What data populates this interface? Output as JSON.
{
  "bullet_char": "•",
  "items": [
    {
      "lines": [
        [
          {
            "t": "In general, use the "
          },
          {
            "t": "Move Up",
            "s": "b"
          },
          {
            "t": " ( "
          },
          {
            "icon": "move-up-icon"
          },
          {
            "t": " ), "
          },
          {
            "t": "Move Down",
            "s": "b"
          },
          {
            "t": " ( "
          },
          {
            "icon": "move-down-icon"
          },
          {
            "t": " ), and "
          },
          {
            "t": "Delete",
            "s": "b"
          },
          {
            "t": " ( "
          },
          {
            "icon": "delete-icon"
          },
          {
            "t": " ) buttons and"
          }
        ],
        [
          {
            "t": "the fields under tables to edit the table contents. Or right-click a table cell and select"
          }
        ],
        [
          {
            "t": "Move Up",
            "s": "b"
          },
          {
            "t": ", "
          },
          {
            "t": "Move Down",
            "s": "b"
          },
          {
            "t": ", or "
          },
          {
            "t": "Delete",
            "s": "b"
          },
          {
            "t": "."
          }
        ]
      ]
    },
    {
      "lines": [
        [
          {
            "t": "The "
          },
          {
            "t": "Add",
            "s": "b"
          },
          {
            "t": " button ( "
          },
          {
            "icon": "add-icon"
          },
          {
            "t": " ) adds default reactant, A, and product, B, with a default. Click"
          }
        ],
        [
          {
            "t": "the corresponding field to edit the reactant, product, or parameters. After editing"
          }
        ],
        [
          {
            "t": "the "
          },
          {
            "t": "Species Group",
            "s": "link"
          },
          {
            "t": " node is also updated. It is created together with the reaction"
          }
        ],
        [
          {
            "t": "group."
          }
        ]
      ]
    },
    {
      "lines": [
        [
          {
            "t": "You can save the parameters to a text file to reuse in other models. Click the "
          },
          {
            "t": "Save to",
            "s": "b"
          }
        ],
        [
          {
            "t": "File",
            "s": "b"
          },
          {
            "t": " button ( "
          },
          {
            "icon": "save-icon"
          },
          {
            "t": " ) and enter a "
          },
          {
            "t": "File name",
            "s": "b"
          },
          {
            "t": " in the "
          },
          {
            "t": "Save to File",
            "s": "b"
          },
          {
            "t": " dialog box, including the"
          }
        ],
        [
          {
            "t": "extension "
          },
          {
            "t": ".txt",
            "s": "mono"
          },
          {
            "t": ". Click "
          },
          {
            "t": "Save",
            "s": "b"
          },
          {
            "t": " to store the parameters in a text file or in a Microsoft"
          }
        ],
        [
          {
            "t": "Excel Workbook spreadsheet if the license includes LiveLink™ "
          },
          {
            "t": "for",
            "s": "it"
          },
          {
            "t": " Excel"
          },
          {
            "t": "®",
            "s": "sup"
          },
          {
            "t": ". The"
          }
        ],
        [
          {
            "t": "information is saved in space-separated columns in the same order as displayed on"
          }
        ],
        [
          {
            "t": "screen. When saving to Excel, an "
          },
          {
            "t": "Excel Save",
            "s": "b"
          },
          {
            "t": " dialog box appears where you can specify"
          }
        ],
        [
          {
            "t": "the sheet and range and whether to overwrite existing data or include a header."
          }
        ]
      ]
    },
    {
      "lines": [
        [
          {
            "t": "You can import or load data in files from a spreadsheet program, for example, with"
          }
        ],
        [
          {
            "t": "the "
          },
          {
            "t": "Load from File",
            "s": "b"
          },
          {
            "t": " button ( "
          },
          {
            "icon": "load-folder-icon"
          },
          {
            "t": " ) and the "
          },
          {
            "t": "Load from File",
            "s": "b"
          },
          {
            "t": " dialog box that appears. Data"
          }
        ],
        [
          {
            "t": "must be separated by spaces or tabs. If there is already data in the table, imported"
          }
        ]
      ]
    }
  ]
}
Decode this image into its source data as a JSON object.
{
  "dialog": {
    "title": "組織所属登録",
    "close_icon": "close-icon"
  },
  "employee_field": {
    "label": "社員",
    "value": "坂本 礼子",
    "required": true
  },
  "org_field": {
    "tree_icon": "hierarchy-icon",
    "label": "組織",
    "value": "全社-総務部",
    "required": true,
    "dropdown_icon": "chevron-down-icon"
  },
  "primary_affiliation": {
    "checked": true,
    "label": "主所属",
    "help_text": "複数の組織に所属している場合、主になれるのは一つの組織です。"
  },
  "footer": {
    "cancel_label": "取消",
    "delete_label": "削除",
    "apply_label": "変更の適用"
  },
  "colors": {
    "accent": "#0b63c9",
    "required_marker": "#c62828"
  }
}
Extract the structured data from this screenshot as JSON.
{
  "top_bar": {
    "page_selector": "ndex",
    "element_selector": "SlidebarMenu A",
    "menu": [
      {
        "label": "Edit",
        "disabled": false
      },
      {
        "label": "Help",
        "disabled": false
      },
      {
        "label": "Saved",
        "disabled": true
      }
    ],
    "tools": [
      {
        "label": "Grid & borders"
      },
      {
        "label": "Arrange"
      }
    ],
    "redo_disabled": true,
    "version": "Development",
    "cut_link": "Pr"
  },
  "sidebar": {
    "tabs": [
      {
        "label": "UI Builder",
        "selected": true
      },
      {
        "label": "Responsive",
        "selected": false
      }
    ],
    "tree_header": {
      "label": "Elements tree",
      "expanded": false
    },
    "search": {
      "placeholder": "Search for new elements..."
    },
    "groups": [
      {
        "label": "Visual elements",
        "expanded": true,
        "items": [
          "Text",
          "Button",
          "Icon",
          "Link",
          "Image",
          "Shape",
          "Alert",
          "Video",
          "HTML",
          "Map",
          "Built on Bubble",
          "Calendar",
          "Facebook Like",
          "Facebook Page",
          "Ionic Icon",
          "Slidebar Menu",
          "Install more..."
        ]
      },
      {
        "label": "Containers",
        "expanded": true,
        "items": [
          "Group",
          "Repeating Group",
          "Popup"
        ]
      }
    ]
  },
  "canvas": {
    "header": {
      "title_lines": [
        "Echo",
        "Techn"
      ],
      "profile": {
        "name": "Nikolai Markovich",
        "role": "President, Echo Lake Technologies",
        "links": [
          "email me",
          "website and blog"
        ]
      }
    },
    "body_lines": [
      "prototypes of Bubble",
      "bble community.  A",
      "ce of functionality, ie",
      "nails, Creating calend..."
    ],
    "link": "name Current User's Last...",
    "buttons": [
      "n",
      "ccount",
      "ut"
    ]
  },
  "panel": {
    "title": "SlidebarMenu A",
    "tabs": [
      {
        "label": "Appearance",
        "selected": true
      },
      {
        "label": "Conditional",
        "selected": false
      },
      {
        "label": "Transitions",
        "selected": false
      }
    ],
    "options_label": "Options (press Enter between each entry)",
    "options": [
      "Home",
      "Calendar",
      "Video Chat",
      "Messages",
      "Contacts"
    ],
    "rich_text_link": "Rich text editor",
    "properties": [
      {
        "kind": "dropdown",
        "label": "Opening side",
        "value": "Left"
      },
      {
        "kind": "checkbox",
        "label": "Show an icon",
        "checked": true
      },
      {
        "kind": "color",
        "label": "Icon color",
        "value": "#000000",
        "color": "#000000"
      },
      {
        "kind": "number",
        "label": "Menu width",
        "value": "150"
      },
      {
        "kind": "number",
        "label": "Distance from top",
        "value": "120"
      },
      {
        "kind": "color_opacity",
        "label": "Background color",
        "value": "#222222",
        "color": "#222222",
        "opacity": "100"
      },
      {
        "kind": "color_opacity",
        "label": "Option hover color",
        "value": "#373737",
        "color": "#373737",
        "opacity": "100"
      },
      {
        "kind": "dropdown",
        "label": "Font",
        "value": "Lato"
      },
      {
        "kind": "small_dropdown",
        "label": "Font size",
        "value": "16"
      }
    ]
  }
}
* * *
## Exercise description
Output the records above in their entirety, exactly.

## Response
What data populates this interface? Output as JSON.
{
  "bullet_char": "•",
  "items": [
    {
      "lines": [
        [
          {
            "t": "In general, use the "
          },
          {
            "t": "Move Up",
            "s": "b"
          },
          {
            "t": " ( "
          },
          {
            "icon": "move-up-icon"
          },
          {
            "t": " ), "
          },
          {
            "t": "Move Down",
            "s": "b"
          },
          {
            "t": " ( "
          },
          {
            "icon": "move-down-icon"
          },
          {
            "t": " ), and "
          },
          {
            "t": "Delete",
            "s": "b"
          },
          {
            "t": " ( "
          },
          {
            "icon": "delete-icon"
          },
          {
            "t": " ) buttons and"
          }
        ],
        [
          {
            "t": "the fields under tables to edit the table contents. Or right-click a table cell and select"
          }
        ],
        [
          {
            "t": "Move Up",
            "s": "b"
          },
          {
            "t": ", "
          },
          {
            "t": "Move Down",
            "s": "b"
          },
          {
            "t": ", or "
          },
          {
            "t": "Delete",
            "s": "b"
          },
          {
            "t": "."
          }
        ]
      ]
    },
    {
      "lines": [
        [
          {
            "t": "The "
          },
          {
            "t": "Add",
            "s": "b"
          },
          {
            "t": " button ( "
          },
          {
            "icon": "add-icon"
          },
          {
            "t": " ) adds default reactant, A, and product, B, with a default. Click"
          }
        ],
        [
          {
            "t": "the corresponding field to edit the reactant, product, or parameters. After editing"
          }
        ],
        [
          {
            "t": "the "
          },
          {
            "t": "Species Group",
            "s": "link"
          },
          {
            "t": " node is also updated. It is created together with the reaction"
          }
        ],
        [
          {
            "t": "group."
          }
        ]
      ]
    },
    {
      "lines": [
        [
          {
            "t": "You can save the parameters to a text file to reuse in other models. Click the "
          },
          {
            "t": "Save to",
            "s": "b"
          }
        ],
        [
          {
            "t": "File",
            "s": "b"
          },
          {
            "t": " button ( "
          },
          {
            "icon": "save-icon"
          },
          {
            "t": " ) and enter a "
          },
          {
            "t": "File name",
            "s": "b"
          },
          {
            "t": " in the "
          },
          {
            "t": "Save to File",
            "s": "b"
          },
          {
            "t": " dialog box, including the"
          }
        ],
        [
          {
            "t": "extension "
          },
          {
            "t": ".txt",
            "s": "mono"
          },
          {
            "t": ". Click "
          },
          {
            "t": "Save",
            "s": "b"
          },
          {
            "t": " to store the parameters in a text file or in a Microsoft"
          }
        ],
        [
          {
            "t": "Excel Workbook spreadsheet if the license includes LiveLink™ "
          },
          {
            "t": "for",
            "s": "it"
          },
          {
            "t": " Excel"
          },
          {
            "t": "®",
            "s": "sup"
          },
          {
            "t": ". The"
          }
        ],
        [
          {
            "t": "information is saved in space-separated columns in the same order as displayed on"
          }
        ],
        [
          {
            "t": "screen. When saving to Excel, an "
          },
          {
            "t": "Excel Save",
            "s": "b"
          },
          {
            "t": " dialog box appears where you can specify"
          }
        ],
        [
          {
            "t": "the sheet and range and whether to overwrite existing data or include a header."
          }
        ]
      ]
    },
    {
      "lines": [
        [
          {
            "t": "You can import or load data in files from a spreadsheet program, for example, with"
          }
        ],
        [
          {
            "t": "the "
          },
          {
            "t": "Load from File",
            "s": "b"
          },
          {
            "t": " button ( "
          },
          {
            "icon": "load-folder-icon"
          },
          {
            "t": " ) and the "
          },
          {
            "t": "Load from File",
            "s": "b"
          },
          {
            "t": " dialog box that appears. Data"
          }
        ],
        [
          {
            "t": "must be separated by spaces or tabs. If there is already data in the table, imported"
          }
        ]
      ]
    }
  ]
}
Decode this image into its source data as a JSON object.
{
  "dialog": {
    "title": "組織所属登録",
    "close_icon": "close-icon"
  },
  "employee_field": {
    "label": "社員",
    "value": "坂本 礼子",
    "required": true
  },
  "org_field": {
    "tree_icon": "hierarchy-icon",
    "label": "組織",
    "value": "全社-総務部",
    "required": true,
    "dropdown_icon": "chevron-down-icon"
  },
  "primary_affiliation": {
    "checked": true,
    "label": "主所属",
    "help_text": "複数の組織に所属している場合、主になれるのは一つの組織です。"
  },
  "footer": {
    "cancel_label": "取消",
    "delete_label": "削除",
    "apply_label": "変更の適用"
  },
  "colors": {
    "accent": "#0b63c9",
    "required_marker": "#c62828"
  }
}
Extract the structured data from this screenshot as JSON.
{
  "top_bar": {
    "page_selector": "ndex",
    "element_selector": "SlidebarMenu A",
    "menu": [
      {
        "label": "Edit",
        "disabled": false
      },
      {
        "label": "Help",
        "disabled": false
      },
      {
        "label": "Saved",
        "disabled": true
      }
    ],
    "tools": [
      {
        "label": "Grid & borders"
      },
      {
        "label": "Arrange"
      }
    ],
    "redo_disabled": true,
    "version": "Development",
    "cut_link": "Pr"
  },
  "sidebar": {
    "tabs": [
      {
        "label": "UI Builder",
        "selected": true
      },
      {
        "label": "Responsive",
        "selected": false
      }
    ],
    "tree_header": {
      "label": "Elements tree",
      "expanded": false
    },
    "search": {
      "placeholder": "Search for new elements..."
    },
    "groups": [
      {
        "label": "Visual elements",
        "expanded": true,
        "items": [
          "Text",
          "Button",
          "Icon",
          "Link",
          "Image",
          "Shape",
          "Alert",
          "Video",
          "HTML",
          "Map",
          "Built on Bubble",
          "Calendar",
          "Facebook Like",
          "Facebook Page",
          "Ionic Icon",
          "Slidebar Menu",
          "Install more..."
        ]
      },
      {
        "label": "Containers",
        "expanded": true,
        "items": [
          "Group",
          "Repeating Group",
          "Popup"
        ]
      }
    ]
  },
  "canvas": {
    "header": {
      "title_lines": [
        "Echo",
        "Techn"
      ],
      "profile": {
        "name": "Nikolai Markovich",
        "role": "President, Echo Lake Technologies",
        "links": [
          "email me",
          "website and blog"
        ]
      }
    },
    "body_lines": [
      "prototypes of Bubble",
      "bble community.  A",
      "ce of functionality, ie",
      "nails, Creating calend..."
    ],
    "link": "name Current User's Last...",
    "buttons": [
      "n",
      "ccount",
      "ut"
    ]
  },
  "panel": {
    "title": "SlidebarMenu A",
    "tabs": [
      {
        "label": "Appearance",
        "selected": true
      },
      {
        "label": "Conditional",
        "selected": false
      },
      {
        "label": "Transitions",
        "selected": false
      }
    ],
    "options_label": "Options (press Enter between each entry)",
    "options": [
      "Home",
      "Calendar",
      "Video Chat",
      "Messages",
      "Contacts"
    ],
    "rich_text_link": "Rich text editor",
    "properties": [
      {
        "kind": "dropdown",
        "label": "Opening side",
        "value": "Left"
      },
      {
        "kind": "checkbox",
        "label": "Show an icon",
        "checked": true
      },
      {
        "kind": "color",
        "label": "Icon color",
        "value": "#000000",
        "color": "#000000"
      },
      {
        "kind": "number",
        "label": "Menu width",
        "value": "150"
      },
      {
        "kind": "number",
        "label": "Distance from top",
        "value": "120"
      },
      {
        "kind": "color_opacity",
        "label": "Background color",
        "value": "#222222",
        "color": "#222222",
        "opacity": "100"
      },
      {
        "kind": "color_opacity",
        "label": "Option hover color",
        "value": "#373737",
        "color": "#373737",
        "opacity": "100"
      },
      {
        "kind": "dropdown",
        "label": "Font",
        "value": "Lato"
      },
      {
        "kind": "small_dropdown",
        "label": "Font size",
        "value": "16"
      }
    ]
  }
}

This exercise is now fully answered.